PROBLEM TO WORK ON: Word for word, quote all of the material, omitting the pictures.

INPUT:

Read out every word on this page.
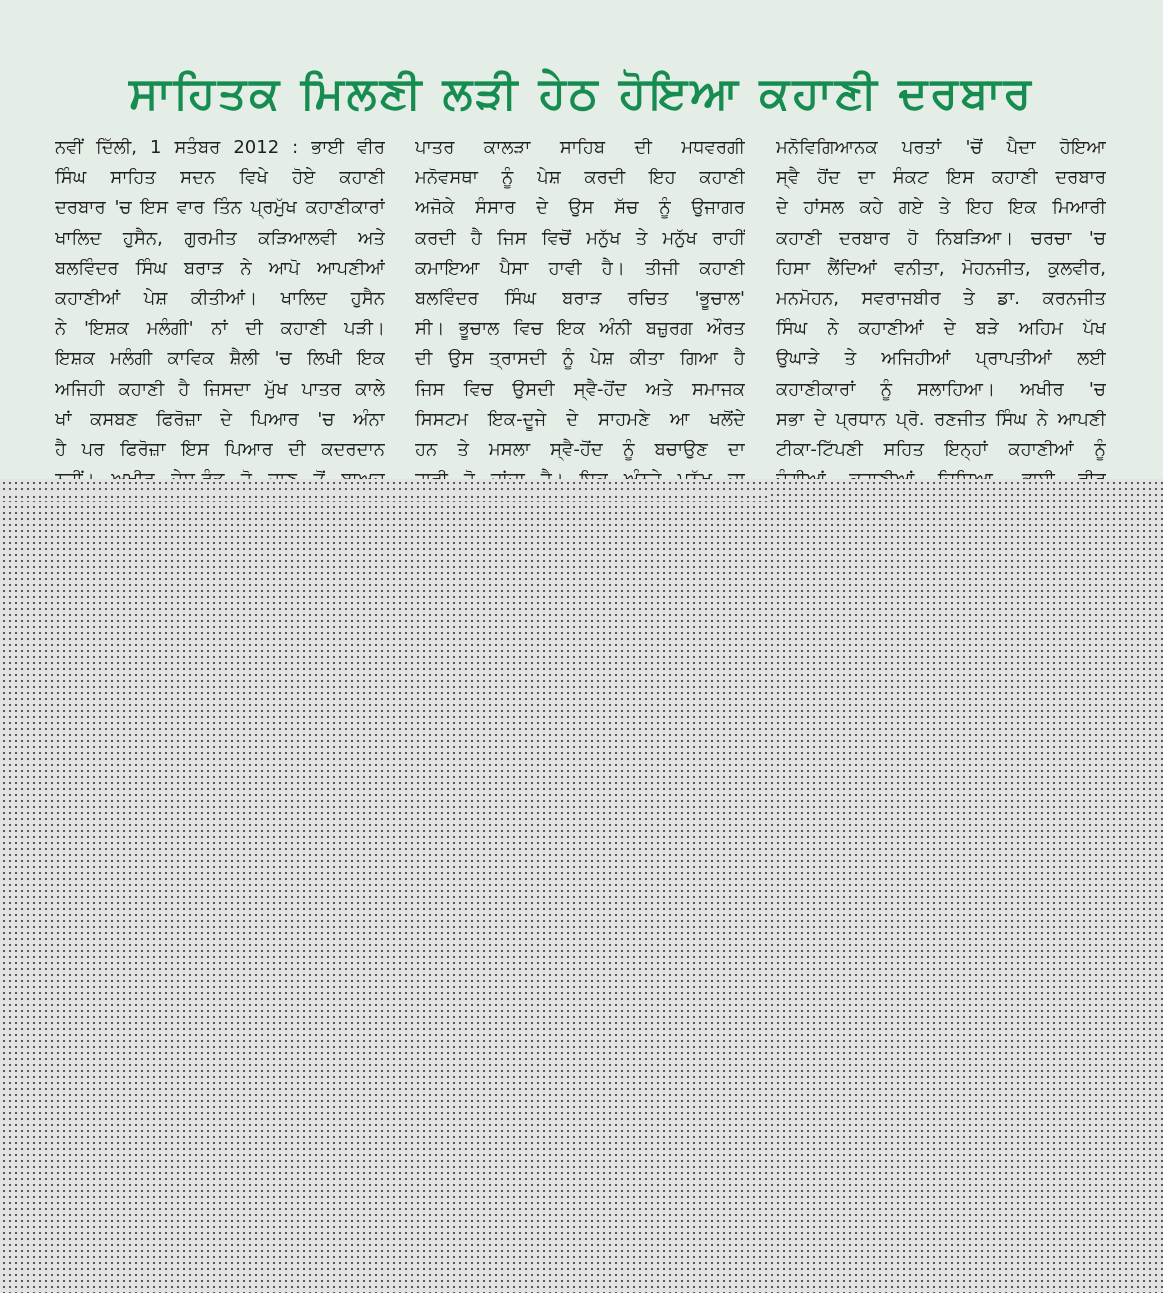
ਸਾਹਿਤਕ ਮਿਲਣੀ ਲੜੀ ਹੇਠ ਹੋਇਆ ਕਹਾਣੀ ਦਰਬਾਰ
ਨਵੀਂ ਦਿੱਲੀ, 1 ਸਤੰਬਰ 2012 : ਭਾਈ ਵੀਰ
ਸਿੰਘ ਸਾਹਿਤ ਸਦਨ ਵਿਖੇ ਹੋਏ ਕਹਾਣੀ
ਦਰਬਾਰ 'ਚ ਇਸ ਵਾਰ ਤਿੰਨ ਪ੍ਰਮੁੱਖ ਕਹਾਣੀਕਾਰਾਂ
ਖਾਲਿਦ ਹੁਸੈਨ, ਗੁਰਮੀਤ ਕੜਿਆਲਵੀ ਅਤੇ
ਬਲਵਿੰਦਰ ਸਿੰਘ ਬਰਾੜ ਨੇ ਆਪੋ ਆਪਣੀਆਂ
ਕਹਾਣੀਆਂ ਪੇਸ਼ ਕੀਤੀਆਂ। ਖਾਲਿਦ ਹੁਸੈਨ
ਨੇ 'ਇਸ਼ਕ ਮਲੰਗੀ' ਨਾਂ ਦੀ ਕਹਾਣੀ ਪੜੀ।
ਇਸ਼ਕ ਮਲੰਗੀ ਕਾਵਿਕ ਸ਼ੈਲੀ 'ਚ ਲਿਖੀ ਇਕ
ਅਜਿਹੀ ਕਹਾਣੀ ਹੈ ਜਿਸਦਾ ਮੁੱਖ ਪਾਤਰ ਕਾਲੇ
ਖਾਂ ਕਸਬਣ ਫਿਰੋਜ਼ਾ ਦੇ ਪਿਆਰ 'ਚ ਅੰਨਾ
ਹੈ ਪਰ ਫਿਰੋਜ਼ਾ ਇਸ ਪਿਆਰ ਦੀ ਕਦਰਦਾਨ
ਪਾਤਰ ਕਾਲੜਾ ਸਾਹਿਬ ਦੀ ਮਧਵਰਗੀ
ਮਨੋਵਸਥਾ ਨੂੰ ਪੇਸ਼ ਕਰਦੀ ਇਹ ਕਹਾਣੀ
ਅਜੋਕੇ ਸੰਸਾਰ ਦੇ ਉਸ ਸੱਚ ਨੂੰ ਉਜਾਗਰ
ਕਰਦੀ ਹੈ ਜਿਸ ਵਿਚੋਂ ਮਨੁੱਖ ਤੇ ਮਨੁੱਖ ਰਾਹੀਂ
ਕਮਾਇਆ ਪੈਸਾ ਹਾਵੀ ਹੈ। ਤੀਜੀ ਕਹਾਣੀ
ਬਲਵਿੰਦਰ ਸਿੰਘ ਬਰਾੜ ਰਚਿਤ 'ਭੂਚਾਲ'
ਸੀ। ਭੂਚਾਲ ਵਿਚ ਇਕ ਅੰਨੀ ਬਜ਼ੁਰਗ ਔਰਤ
ਦੀ ਉਸ ਤ੍ਰਾਸਦੀ ਨੂੰ ਪੇਸ਼ ਕੀਤਾ ਗਿਆ ਹੈ
ਜਿਸ ਵਿਚ ਉਸਦੀ ਸ੍ਵੈ-ਹੋਂਦ ਅਤੇ ਸਮਾਜਕ
ਸਿਸਟਮ ਇਕ-ਦੂਜੇ ਦੇ ਸਾਹਮਣੇ ਆ ਖਲੋਂਦੇ
ਹਨ ਤੇ ਮਸਲਾ ਸ੍ਵੈ-ਹੋਂਦ ਨੂੰ ਬਚਾਉਣ ਦਾ
ਮਨੋਵਿਗਿਆਨਕ ਪਰਤਾਂ 'ਚੋਂ ਪੈਦਾ ਹੋਇਆ
ਸ੍ਵੈ ਹੋਂਦ ਦਾ ਸੰਕਟ ਇਸ ਕਹਾਣੀ ਦਰਬਾਰ
ਦੇ ਹਾਂਸਲ ਕਹੇ ਗਏ ਤੇ ਇਹ ਇਕ ਮਿਆਰੀ
ਕਹਾਣੀ ਦਰਬਾਰ ਹੋ ਨਿਬੜਿਆ। ਚਰਚਾ 'ਚ
ਹਿਸਾ ਲੈਂਦਿਆਂ ਵਨੀਤਾ, ਮੋਹਨਜੀਤ, ਕੁਲਵੀਰ,
ਮਨਮੋਹਨ, ਸਵਰਾਜਬੀਰ ਤੇ ਡਾ. ਕਰਨਜੀਤ
ਸਿੰਘ ਨੇ ਕਹਾਣੀਆਂ ਦੇ ਬੜੇ ਅਹਿਮ ਪੱਖ
ਉਘਾੜੇ ਤੇ ਅਜਿਹੀਆਂ ਪ੍ਰਾਪਤੀਆਂ ਲਈ
ਕਹਾਣੀਕਾਰਾਂ ਨੂੰ ਸਲਾਹਿਆ। ਅਖੀਰ 'ਚ
ਸਭਾ ਦੇ ਪ੍ਰਧਾਨ ਪ੍ਰੋ. ਰਣਜੀਤ ਸਿੰਘ ਨੇ ਆਪਣੀ
ਟੀਕਾ-ਟਿੱਪਣੀ ਸਹਿਤ ਇਨ੍ਹਾਂ ਕਹਾਣੀਆਂ ਨੂੰ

EXERCISE RESPONSE:
Read out every word on this page.
ਸਾਹਿਤਕ ਮਿਲਣੀ ਲੜੀ ਹੇਠ ਹੋਇਆ ਕਹਾਣੀ ਦਰਬਾਰ
ਨਵੀਂ ਦਿੱਲੀ, 1 ਸਤੰਬਰ 2012 : ਭਾਈ ਵੀਰ
ਸਿੰਘ ਸਾਹਿਤ ਸਦਨ ਵਿਖੇ ਹੋਏ ਕਹਾਣੀ
ਦਰਬਾਰ 'ਚ ਇਸ ਵਾਰ ਤਿੰਨ ਪ੍ਰਮੁੱਖ ਕਹਾਣੀਕਾਰਾਂ
ਖਾਲਿਦ ਹੁਸੈਨ, ਗੁਰਮੀਤ ਕੜਿਆਲਵੀ ਅਤੇ
ਬਲਵਿੰਦਰ ਸਿੰਘ ਬਰਾੜ ਨੇ ਆਪੋ ਆਪਣੀਆਂ
ਕਹਾਣੀਆਂ ਪੇਸ਼ ਕੀਤੀਆਂ। ਖਾਲਿਦ ਹੁਸੈਨ
ਨੇ 'ਇਸ਼ਕ ਮਲੰਗੀ' ਨਾਂ ਦੀ ਕਹਾਣੀ ਪੜੀ।
ਇਸ਼ਕ ਮਲੰਗੀ ਕਾਵਿਕ ਸ਼ੈਲੀ 'ਚ ਲਿਖੀ ਇਕ
ਅਜਿਹੀ ਕਹਾਣੀ ਹੈ ਜਿਸਦਾ ਮੁੱਖ ਪਾਤਰ ਕਾਲੇ
ਖਾਂ ਕਸਬਣ ਫਿਰੋਜ਼ਾ ਦੇ ਪਿਆਰ 'ਚ ਅੰਨਾ
ਹੈ ਪਰ ਫਿਰੋਜ਼ਾ ਇਸ ਪਿਆਰ ਦੀ ਕਦਰਦਾਨ
ਪਾਤਰ ਕਾਲੜਾ ਸਾਹਿਬ ਦੀ ਮਧਵਰਗੀ
ਮਨੋਵਸਥਾ ਨੂੰ ਪੇਸ਼ ਕਰਦੀ ਇਹ ਕਹਾਣੀ
ਅਜੋਕੇ ਸੰਸਾਰ ਦੇ ਉਸ ਸੱਚ ਨੂੰ ਉਜਾਗਰ
ਕਰਦੀ ਹੈ ਜਿਸ ਵਿਚੋਂ ਮਨੁੱਖ ਤੇ ਮਨੁੱਖ ਰਾਹੀਂ
ਕਮਾਇਆ ਪੈਸਾ ਹਾਵੀ ਹੈ। ਤੀਜੀ ਕਹਾਣੀ
ਬਲਵਿੰਦਰ ਸਿੰਘ ਬਰਾੜ ਰਚਿਤ 'ਭੂਚਾਲ'
ਸੀ। ਭੂਚਾਲ ਵਿਚ ਇਕ ਅੰਨੀ ਬਜ਼ੁਰਗ ਔਰਤ
ਦੀ ਉਸ ਤ੍ਰਾਸਦੀ ਨੂੰ ਪੇਸ਼ ਕੀਤਾ ਗਿਆ ਹੈ
ਜਿਸ ਵਿਚ ਉਸਦੀ ਸ੍ਵੈ-ਹੋਂਦ ਅਤੇ ਸਮਾਜਕ
ਸਿਸਟਮ ਇਕ-ਦੂਜੇ ਦੇ ਸਾਹਮਣੇ ਆ ਖਲੋਂਦੇ
ਹਨ ਤੇ ਮਸਲਾ ਸ੍ਵੈ-ਹੋਂਦ ਨੂੰ ਬਚਾਉਣ ਦਾ
ਮਨੋਵਿਗਿਆਨਕ ਪਰਤਾਂ 'ਚੋਂ ਪੈਦਾ ਹੋਇਆ
ਸ੍ਵੈ ਹੋਂਦ ਦਾ ਸੰਕਟ ਇਸ ਕਹਾਣੀ ਦਰਬਾਰ
ਦੇ ਹਾਂਸਲ ਕਹੇ ਗਏ ਤੇ ਇਹ ਇਕ ਮਿਆਰੀ
ਕਹਾਣੀ ਦਰਬਾਰ ਹੋ ਨਿਬੜਿਆ। ਚਰਚਾ 'ਚ
ਹਿਸਾ ਲੈਂਦਿਆਂ ਵਨੀਤਾ, ਮੋਹਨਜੀਤ, ਕੁਲਵੀਰ,
ਮਨਮੋਹਨ, ਸਵਰਾਜਬੀਰ ਤੇ ਡਾ. ਕਰਨਜੀਤ
ਸਿੰਘ ਨੇ ਕਹਾਣੀਆਂ ਦੇ ਬੜੇ ਅਹਿਮ ਪੱਖ
ਉਘਾੜੇ ਤੇ ਅਜਿਹੀਆਂ ਪ੍ਰਾਪਤੀਆਂ ਲਈ
ਕਹਾਣੀਕਾਰਾਂ ਨੂੰ ਸਲਾਹਿਆ। ਅਖੀਰ 'ਚ
ਸਭਾ ਦੇ ਪ੍ਰਧਾਨ ਪ੍ਰੋ. ਰਣਜੀਤ ਸਿੰਘ ਨੇ ਆਪਣੀ
ਟੀਕਾ-ਟਿੱਪਣੀ ਸਹਿਤ ਇਨ੍ਹਾਂ ਕਹਾਣੀਆਂ ਨੂੰ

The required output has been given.